▶ [TASK DETAILS]: Each line containing the word "concrete" should be found and copied.
## BEGIN DATASET ROWS
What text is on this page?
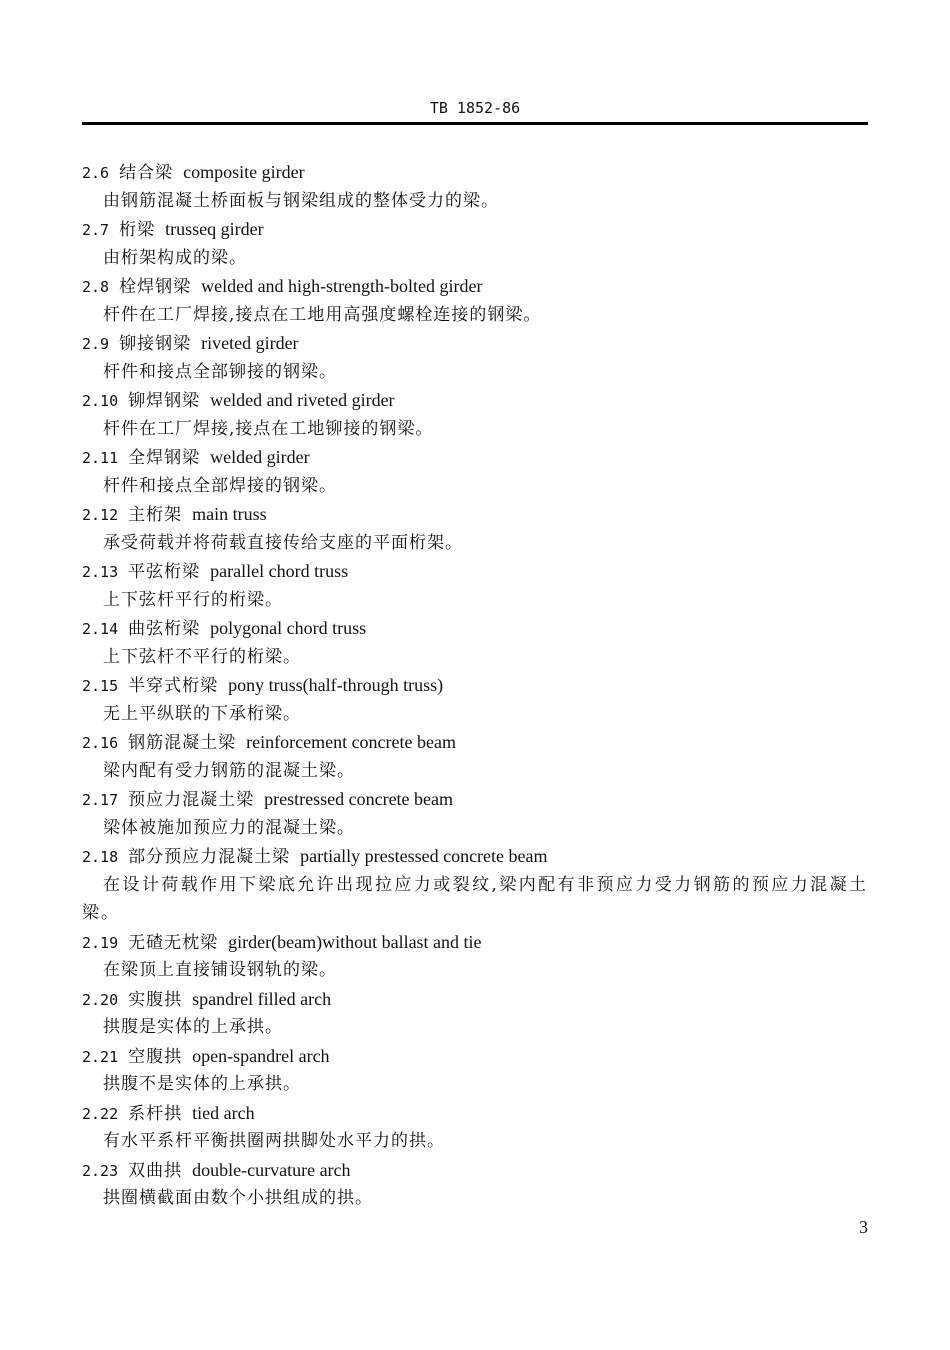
TB 1852-86
2.6 结合梁 composite girder
由钢筋混凝土桥面板与钢梁组成的整体受力的梁。
2.7 桁梁 trusseq girder
由桁架构成的梁。
2.8 栓焊钢梁 welded and high-strength-bolted girder
杆件在工厂焊接,接点在工地用高强度螺栓连接的钢梁。
2.9 铆接钢梁 riveted girder
杆件和接点全部铆接的钢梁。
2.10 铆焊钢梁 welded and riveted girder
杆件在工厂焊接,接点在工地铆接的钢梁。
2.11 全焊钢梁 welded girder
杆件和接点全部焊接的钢梁。
2.12 主桁架 main truss
承受荷载并将荷载直接传给支座的平面桁架。
2.13 平弦桁梁 parallel chord truss
上下弦杆平行的桁梁。
2.14 曲弦桁梁 polygonal chord truss
上下弦杆不平行的桁梁。
2.15 半穿式桁梁 pony truss(half-through truss)
无上平纵联的下承桁梁。
2.16 钢筋混凝土梁 reinforcement concrete beam
梁内配有受力钢筋的混凝土梁。
2.17 预应力混凝土梁 prestressed concrete beam
梁体被施加预应力的混凝土梁。
2.18 部分预应力混凝土梁 partially prestessed concrete beam
在设计荷载作用下梁底允许出现拉应力或裂纹,梁内配有非预应力受力钢筋的预应力混凝土梁。
2.19 无碴无枕梁 girder(beam)without ballast and tie
在梁顶上直接铺设钢轨的梁。
2.20 实腹拱 spandrel filled arch
拱腹是实体的上承拱。
2.21 空腹拱 open-spandrel arch
拱腹不是实体的上承拱。
2.22 系杆拱 tied arch
有水平系杆平衡拱圈两拱脚处水平力的拱。
2.23 双曲拱 double-curvature arch
拱圈横截面由数个小拱组成的拱。
3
## END DATASET ROWS
▶ [SOLUTION FOR THIS PROBLEM]:
2.16 钢筋混凝土梁 reinforcement concrete beam
2.17 预应力混凝土梁 prestressed concrete beam
2.18 部分预应力混凝土梁 partially prestessed concrete beam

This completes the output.